What is asked ▸ Print the entries that appear below, exactly as written and without their pictures.

Input ▸
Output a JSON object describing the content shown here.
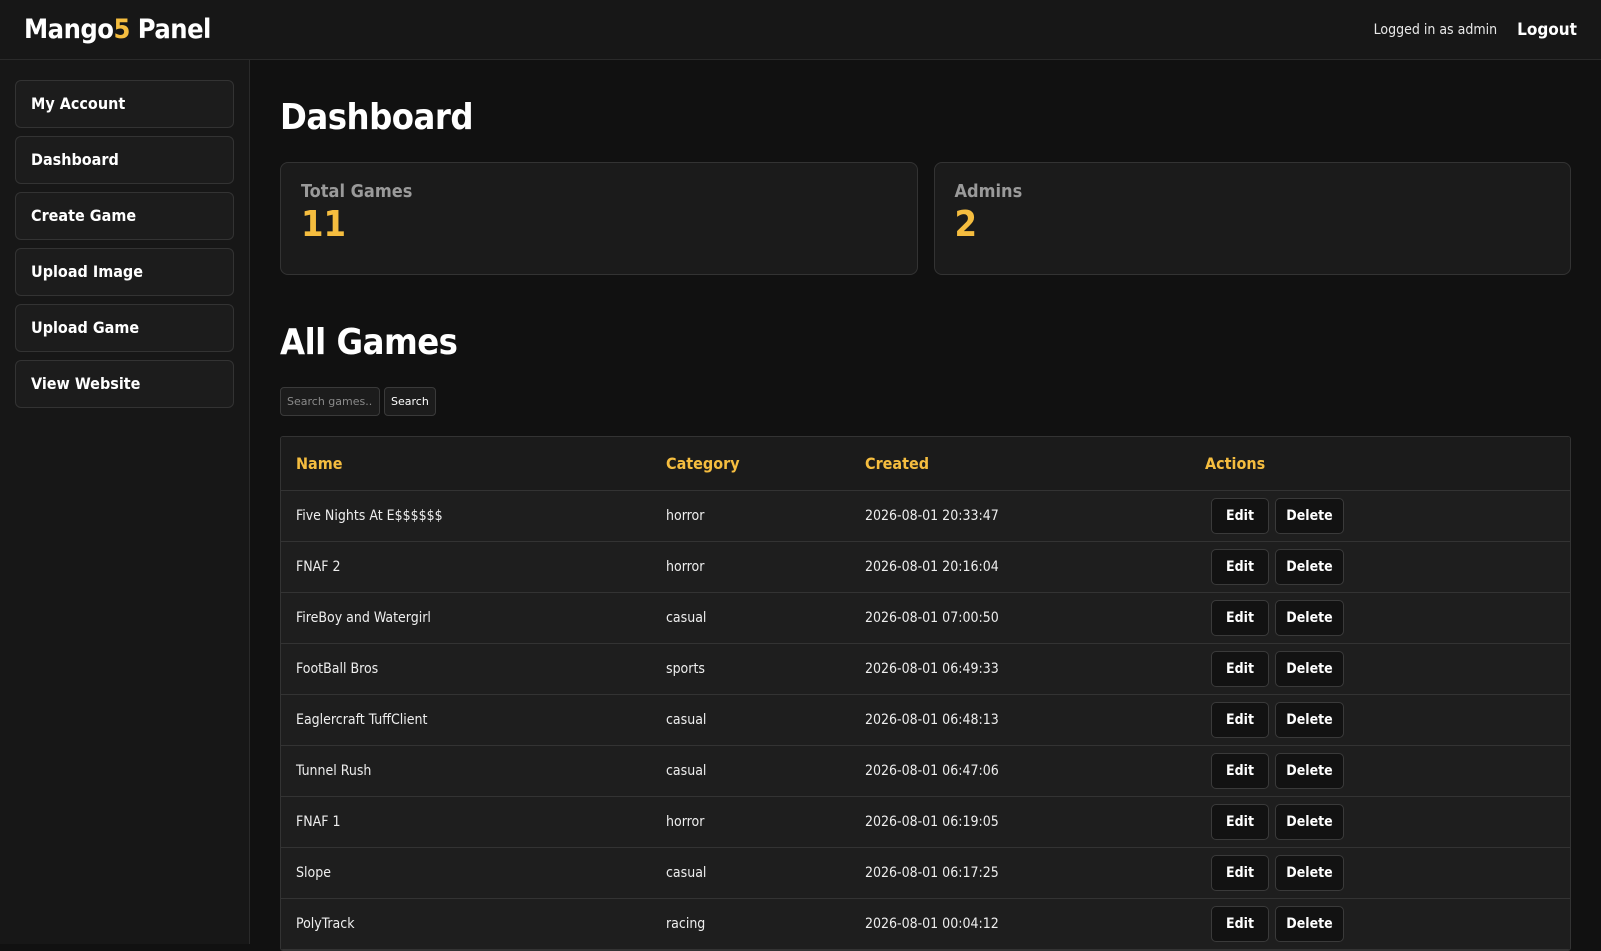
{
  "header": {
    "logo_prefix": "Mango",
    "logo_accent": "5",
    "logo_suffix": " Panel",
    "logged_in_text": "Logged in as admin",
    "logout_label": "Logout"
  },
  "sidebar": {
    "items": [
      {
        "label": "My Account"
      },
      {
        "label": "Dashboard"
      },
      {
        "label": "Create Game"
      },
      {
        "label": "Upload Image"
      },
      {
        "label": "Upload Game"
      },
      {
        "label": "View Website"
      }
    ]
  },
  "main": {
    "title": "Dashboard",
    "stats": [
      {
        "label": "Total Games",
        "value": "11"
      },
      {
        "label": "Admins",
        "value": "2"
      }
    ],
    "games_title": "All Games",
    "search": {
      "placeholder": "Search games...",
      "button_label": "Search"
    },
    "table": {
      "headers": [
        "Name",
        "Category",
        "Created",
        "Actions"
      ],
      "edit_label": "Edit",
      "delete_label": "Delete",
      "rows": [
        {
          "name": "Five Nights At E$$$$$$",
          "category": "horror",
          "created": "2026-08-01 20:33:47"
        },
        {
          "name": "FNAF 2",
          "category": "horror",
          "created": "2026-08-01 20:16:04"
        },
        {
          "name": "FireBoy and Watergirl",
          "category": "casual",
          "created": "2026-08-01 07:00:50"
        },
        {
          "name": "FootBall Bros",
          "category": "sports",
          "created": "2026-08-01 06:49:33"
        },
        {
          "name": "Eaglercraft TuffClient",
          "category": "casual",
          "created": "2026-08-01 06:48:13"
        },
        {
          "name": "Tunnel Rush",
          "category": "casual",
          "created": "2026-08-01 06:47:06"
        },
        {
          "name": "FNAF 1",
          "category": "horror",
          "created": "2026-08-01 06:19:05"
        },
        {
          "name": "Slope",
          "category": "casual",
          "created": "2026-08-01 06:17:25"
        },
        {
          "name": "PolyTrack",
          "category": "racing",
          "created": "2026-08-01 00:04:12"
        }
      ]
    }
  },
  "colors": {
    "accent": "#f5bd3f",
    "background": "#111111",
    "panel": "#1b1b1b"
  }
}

Solution to the exercise ▸
Output a JSON object describing the content shown here.
{
  "header": {
    "logo_prefix": "Mango",
    "logo_accent": "5",
    "logo_suffix": " Panel",
    "logged_in_text": "Logged in as admin",
    "logout_label": "Logout"
  },
  "sidebar": {
    "items": [
      {
        "label": "My Account"
      },
      {
        "label": "Dashboard"
      },
      {
        "label": "Create Game"
      },
      {
        "label": "Upload Image"
      },
      {
        "label": "Upload Game"
      },
      {
        "label": "View Website"
      }
    ]
  },
  "main": {
    "title": "Dashboard",
    "stats": [
      {
        "label": "Total Games",
        "value": "11"
      },
      {
        "label": "Admins",
        "value": "2"
      }
    ],
    "games_title": "All Games",
    "search": {
      "placeholder": "Search games...",
      "button_label": "Search"
    },
    "table": {
      "headers": [
        "Name",
        "Category",
        "Created",
        "Actions"
      ],
      "edit_label": "Edit",
      "delete_label": "Delete",
      "rows": [
        {
          "name": "Five Nights At E$$$$$$",
          "category": "horror",
          "created": "2026-08-01 20:33:47"
        },
        {
          "name": "FNAF 2",
          "category": "horror",
          "created": "2026-08-01 20:16:04"
        },
        {
          "name": "FireBoy and Watergirl",
          "category": "casual",
          "created": "2026-08-01 07:00:50"
        },
        {
          "name": "FootBall Bros",
          "category": "sports",
          "created": "2026-08-01 06:49:33"
        },
        {
          "name": "Eaglercraft TuffClient",
          "category": "casual",
          "created": "2026-08-01 06:48:13"
        },
        {
          "name": "Tunnel Rush",
          "category": "casual",
          "created": "2026-08-01 06:47:06"
        },
        {
          "name": "FNAF 1",
          "category": "horror",
          "created": "2026-08-01 06:19:05"
        },
        {
          "name": "Slope",
          "category": "casual",
          "created": "2026-08-01 06:17:25"
        },
        {
          "name": "PolyTrack",
          "category": "racing",
          "created": "2026-08-01 00:04:12"
        }
      ]
    }
  },
  "colors": {
    "accent": "#f5bd3f",
    "background": "#111111",
    "panel": "#1b1b1b"
  }
}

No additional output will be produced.